Annotations of image regions

----------

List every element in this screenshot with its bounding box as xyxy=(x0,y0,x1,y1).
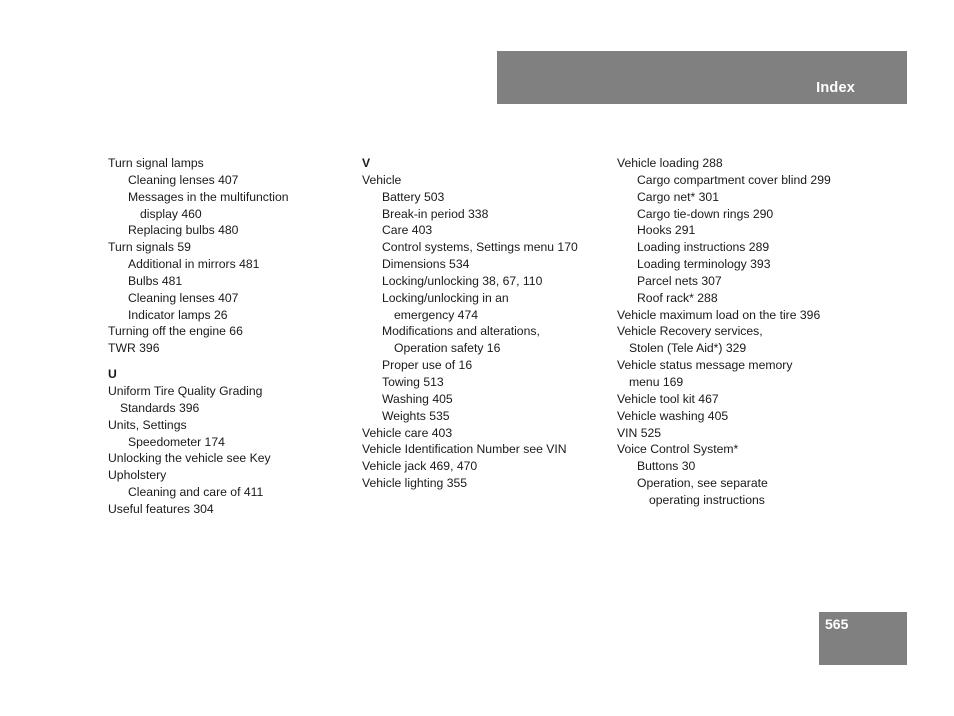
index-entry: Turning off the engine 66 xyxy=(108,324,243,339)
index-entry: Vehicle loading 288 xyxy=(617,156,723,170)
index-subentry: Loading terminology 393 xyxy=(637,257,771,272)
index-entry: VIN 525 xyxy=(617,425,662,440)
index-subentry: operating instructions xyxy=(649,492,765,507)
index-subentry: Speedometer 174 xyxy=(128,434,225,449)
index-subentry: emergency 474 xyxy=(394,307,479,322)
index-subentry: Operation, see separate xyxy=(637,476,768,491)
index-entry: Vehicle maximum load on the tire 396 xyxy=(617,307,821,322)
index-subentry: Cleaning lenses 407 xyxy=(128,290,239,305)
index-entry: Units, Settings xyxy=(108,417,187,432)
index-subentry: Locking/unlocking 38, 67, 110 xyxy=(382,273,543,288)
index-entry: Vehicle lighting 355 xyxy=(362,476,468,491)
index-subentry: Replacing bulbs 480 xyxy=(128,223,239,238)
index-entry: TWR 396 xyxy=(108,341,160,356)
index-subentry: Washing 405 xyxy=(382,391,453,406)
index-entry: Turn signals 59 xyxy=(108,240,191,255)
index-subentry: display 460 xyxy=(140,206,202,221)
index-subentry: Cargo compartment cover blind 299 xyxy=(637,172,831,187)
index-subentry: Control systems, Settings menu 170 xyxy=(382,240,578,255)
index-entry: Vehicle status message memory xyxy=(617,358,793,373)
index-subentry: Bulbs 481 xyxy=(128,273,183,288)
page-title: Index xyxy=(816,80,855,96)
index-subentry: Towing 513 xyxy=(382,374,444,389)
index-entry: Voice Control System* xyxy=(617,442,739,457)
index-subentry: Indicator lamps 26 xyxy=(128,307,228,322)
page-number-box xyxy=(819,612,907,665)
index-subentry: Care 403 xyxy=(382,223,433,238)
index-entry: Vehicle care 403 xyxy=(362,425,453,440)
header-bar xyxy=(497,51,907,104)
index-subentry: Locking/unlocking in an xyxy=(382,290,509,305)
index-subentry: Standards 396 xyxy=(120,400,200,415)
index-subentry: Proper use of 16 xyxy=(382,358,473,373)
page-number: 565 xyxy=(825,616,849,632)
index-column-2 xyxy=(362,155,578,492)
index-subentry: Break-in period 338 xyxy=(382,206,489,221)
index-subentry: Parcel nets 307 xyxy=(637,273,722,288)
index-subentry: Additional in mirrors 481 xyxy=(128,257,260,272)
index-subentry: Dimensions 534 xyxy=(382,257,470,272)
index-subentry: Buttons 30 xyxy=(637,459,696,474)
index-subentry: Operation safety 16 xyxy=(394,341,501,356)
index-subentry: Weights 535 xyxy=(382,408,450,423)
index-subentry: Cleaning and care of 411 xyxy=(128,485,264,500)
index-subentry: Battery 503 xyxy=(382,189,445,204)
index-entry: Vehicle xyxy=(362,172,402,187)
index-subentry: Stolen (Tele Aid*) 329 xyxy=(629,341,747,356)
index-subentry: Cargo net* 301 xyxy=(637,189,719,204)
index-section-letter: U xyxy=(108,367,117,382)
index-entry: Useful features 304 xyxy=(108,501,214,516)
index-entry: Uniform Tire Quality Grading xyxy=(108,383,263,398)
index-entry: Vehicle tool kit 467 xyxy=(617,391,719,406)
index-entry: Turn signal lamps xyxy=(108,156,204,170)
index-subentry: Cargo tie-down rings 290 xyxy=(637,206,774,221)
index-entry: Vehicle Identification Number see VIN xyxy=(362,442,567,457)
index-subentry: Roof rack* 288 xyxy=(637,290,718,305)
section-gap xyxy=(108,357,289,366)
index-section-letter: V xyxy=(362,156,371,170)
index-subentry: Hooks 291 xyxy=(637,223,696,238)
index-column-1 xyxy=(108,155,289,518)
index-column-3 xyxy=(617,155,831,509)
index-entry: Unlocking the vehicle see Key xyxy=(108,451,271,466)
index-subentry: Modifications and alterations, xyxy=(382,324,540,339)
index-entry: Vehicle washing 405 xyxy=(617,408,729,423)
index-entry: Vehicle jack 469, 470 xyxy=(362,459,478,474)
index-subentry: Messages in the multifunction xyxy=(128,189,289,204)
index-entry: Vehicle Recovery services, xyxy=(617,324,763,339)
index-subentry: menu 169 xyxy=(629,374,684,389)
index-subentry: Loading instructions 289 xyxy=(637,240,770,255)
index-subentry: Cleaning lenses 407 xyxy=(128,172,239,187)
index-entry: Upholstery xyxy=(108,468,167,483)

----------

● **Written instruction**
Put each line of the records above into a Markdown table with the columns "Row" and "Line", numbering the rows in order. Skip blank lines and leave the picture out.

● **Correct response**
| Row | Line |
|---|---|
| 1 | List every element in this screenshot with its bounding box as xyxy=(x0,y0,x1,y1). |
| 2 | index-entry: Turning off the engine 66 xyxy=(108,324,243,339) |
| 3 | index-entry: Vehicle loading 288 xyxy=(617,156,723,170) |
| 4 | index-subentry: Loading terminology 393 xyxy=(637,257,771,272) |
| 5 | index-entry: VIN 525 xyxy=(617,425,662,440) |
| 6 | index-subentry: operating instructions xyxy=(649,492,765,507) |
| 7 | index-subentry: Speedometer 174 xyxy=(128,434,225,449) |
| 8 | index-subentry: emergency 474 xyxy=(394,307,479,322) |
| 9 | index-subentry: Operation, see separate xyxy=(637,476,768,491) |
| 10 | index-entry: Vehicle maximum load on the tire 396 xyxy=(617,307,821,322) |
| 11 | index-subentry: Cleaning lenses 407 xyxy=(128,290,239,305) |
| 12 | index-entry: Units, Settings xyxy=(108,417,187,432) |
| 13 | index-subentry: Locking/unlocking 38, 67, 110 xyxy=(382,273,543,288) |
| 14 | index-entry: Vehicle lighting 355 xyxy=(362,476,468,491) |
| 15 | index-subentry: Replacing bulbs 480 xyxy=(128,223,239,238) |
| 16 | index-entry: TWR 396 xyxy=(108,341,160,356) |
| 17 | index-subentry: Washing 405 xyxy=(382,391,453,406) |
| 18 | index-entry: Turn signals 59 xyxy=(108,240,191,255) |
| 19 | index-subentry: display 460 xyxy=(140,206,202,221) |
| 20 | index-subentry: Cargo compartment cover blind 299 xyxy=(637,172,831,187) |
| 21 | index-subentry: Control systems, Settings menu 170 xyxy=(382,240,578,255) |
| 22 | index-entry: Vehicle status message memory xyxy=(617,358,793,373) |
| 23 | index-subentry: Bulbs 481 xyxy=(128,273,183,288) |
| 24 | page-title: Index xyxy=(816,80,855,96) |
| 25 | index-subentry: Towing 513 xyxy=(382,374,444,389) |
| 26 | index-entry: Voice Control System* xyxy=(617,442,739,457) |
| 27 | index-subentry: Indicator lamps 26 xyxy=(128,307,228,322) |
| 28 | page-number-box xyxy=(819,612,907,665) |
| 29 | index-subentry: Care 403 xyxy=(382,223,433,238) |
| 30 | index-entry: Vehicle care 403 xyxy=(362,425,453,440) |
| 31 | header-bar xyxy=(497,51,907,104) |
| 32 | index-subentry: Locking/unlocking in an xyxy=(382,290,509,305) |
| 33 | index-subentry: Standards 396 xyxy=(120,400,200,415) |
| 34 | index-subentry: Proper use of 16 xyxy=(382,358,473,373) |
| 35 | page-number: 565 xyxy=(825,616,849,632) |
| 36 | index-column-2 xyxy=(362,155,578,492) |
| 37 | index-subentry: Break-in period 338 xyxy=(382,206,489,221) |
| 38 | index-subentry: Parcel nets 307 xyxy=(637,273,722,288) |
| 39 | index-subentry: Additional in mirrors 481 xyxy=(128,257,260,272) |
| 40 | index-subentry: Dimensions 534 xyxy=(382,257,470,272) |
| 41 | index-subentry: Buttons 30 xyxy=(637,459,696,474) |
| 42 | index-subentry: Operation safety 16 xyxy=(394,341,501,356) |
| 43 | index-subentry: Weights 535 xyxy=(382,408,450,423) |
| 44 | index-subentry: Cleaning and care of 411 xyxy=(128,485,264,500) |
| 45 | index-subentry: Battery 503 xyxy=(382,189,445,204) |
| 46 | index-entry: Vehicle xyxy=(362,172,402,187) |
| 47 | index-subentry: Stolen (Tele Aid*) 329 xyxy=(629,341,747,356) |
| 48 | index-subentry: Cargo net* 301 xyxy=(637,189,719,204) |
| 49 | index-section-letter: U xyxy=(108,367,117,382) |
| 50 | index-entry: Useful features 304 xyxy=(108,501,214,516) |
| 51 | index-entry: Uniform Tire Quality Grading xyxy=(108,383,263,398) |
| 52 | index-entry: Vehicle tool kit 467 xyxy=(617,391,719,406) |
| 53 | index-entry: Turn signal lamps xyxy=(108,156,204,170) |
| 54 | index-subentry: Cargo tie-down rings 290 xyxy=(637,206,774,221) |
| 55 | index-entry: Vehicle Identification Number see VIN xyxy=(362,442,567,457) |
| 56 | index-subentry: Roof rack* 288 xyxy=(637,290,718,305) |
| 57 | section-gap xyxy=(108,357,289,366) |
| 58 | index-section-letter: V xyxy=(362,156,371,170) |
| 59 | index-subentry: Hooks 291 xyxy=(637,223,696,238) |
| 60 | index-column-1 xyxy=(108,155,289,518) |
| 61 | index-column-3 xyxy=(617,155,831,509) |
| 62 | index-entry: Unlocking the vehicle see Key xyxy=(108,451,271,466) |
| 63 | index-subentry: Modifications and alterations, xyxy=(382,324,540,339) |
| 64 | index-entry: Vehicle washing 405 xyxy=(617,408,729,423) |
| 65 | index-entry: Vehicle jack 469, 470 xyxy=(362,459,478,474) |
| 66 | index-subentry: Messages in the multifunction xyxy=(128,189,289,204) |
| 67 | index-entry: Vehicle Recovery services, xyxy=(617,324,763,339) |
| 68 | index-subentry: menu 169 xyxy=(629,374,684,389) |
| 69 | index-subentry: Loading instructions 289 xyxy=(637,240,770,255) |
| 70 | index-subentry: Cleaning lenses 407 xyxy=(128,172,239,187) |
| 71 | index-entry: Upholstery xyxy=(108,468,167,483) |